● **Aim**
Your copy of the material below should match it exactly, except that it holds no pictures.

Chart and figure data:
########
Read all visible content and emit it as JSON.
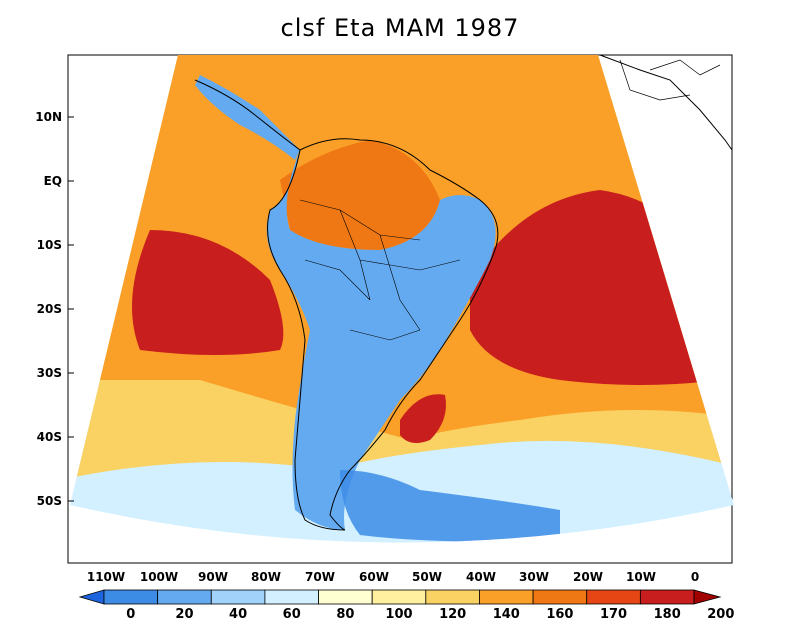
{
  "title": "clsf Eta MAM 1987",
  "lat_ticks": [
    "10N",
    "EQ",
    "10S",
    "20S",
    "30S",
    "40S",
    "50S"
  ],
  "lon_ticks": [
    "110W",
    "100W",
    "90W",
    "80W",
    "70W",
    "60W",
    "50W",
    "40W",
    "30W",
    "20W",
    "10W",
    "0"
  ],
  "colorbar": {
    "labels": [
      "0",
      "20",
      "40",
      "60",
      "80",
      "100",
      "120",
      "140",
      "160",
      "170",
      "180",
      "200"
    ],
    "colors": [
      "#1e64dc",
      "#3c8ce6",
      "#64aaf0",
      "#a0d2fa",
      "#d2f0ff",
      "#ffffd2",
      "#fff0a0",
      "#fad264",
      "#faa028",
      "#f07814",
      "#e64614",
      "#c81e1e",
      "#a00000"
    ]
  },
  "field_colors": {
    "ocean_low": "#d2f0ff",
    "ocean_mid": "#fad264",
    "ocean_high": "#faa028",
    "ocean_max": "#c81e1e",
    "land_dry": "#64aaf0",
    "land_wet": "#f07814"
  }
}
########
● **The solution**
Read all visible content and emit it as JSON.
{
  "title": "clsf Eta MAM 1987",
  "lat_ticks": [
    "10N",
    "EQ",
    "10S",
    "20S",
    "30S",
    "40S",
    "50S"
  ],
  "lon_ticks": [
    "110W",
    "100W",
    "90W",
    "80W",
    "70W",
    "60W",
    "50W",
    "40W",
    "30W",
    "20W",
    "10W",
    "0"
  ],
  "colorbar": {
    "labels": [
      "0",
      "20",
      "40",
      "60",
      "80",
      "100",
      "120",
      "140",
      "160",
      "170",
      "180",
      "200"
    ],
    "colors": [
      "#1e64dc",
      "#3c8ce6",
      "#64aaf0",
      "#a0d2fa",
      "#d2f0ff",
      "#ffffd2",
      "#fff0a0",
      "#fad264",
      "#faa028",
      "#f07814",
      "#e64614",
      "#c81e1e",
      "#a00000"
    ]
  },
  "field_colors": {
    "ocean_low": "#d2f0ff",
    "ocean_mid": "#fad264",
    "ocean_high": "#faa028",
    "ocean_max": "#c81e1e",
    "land_dry": "#64aaf0",
    "land_wet": "#f07814"
  }
}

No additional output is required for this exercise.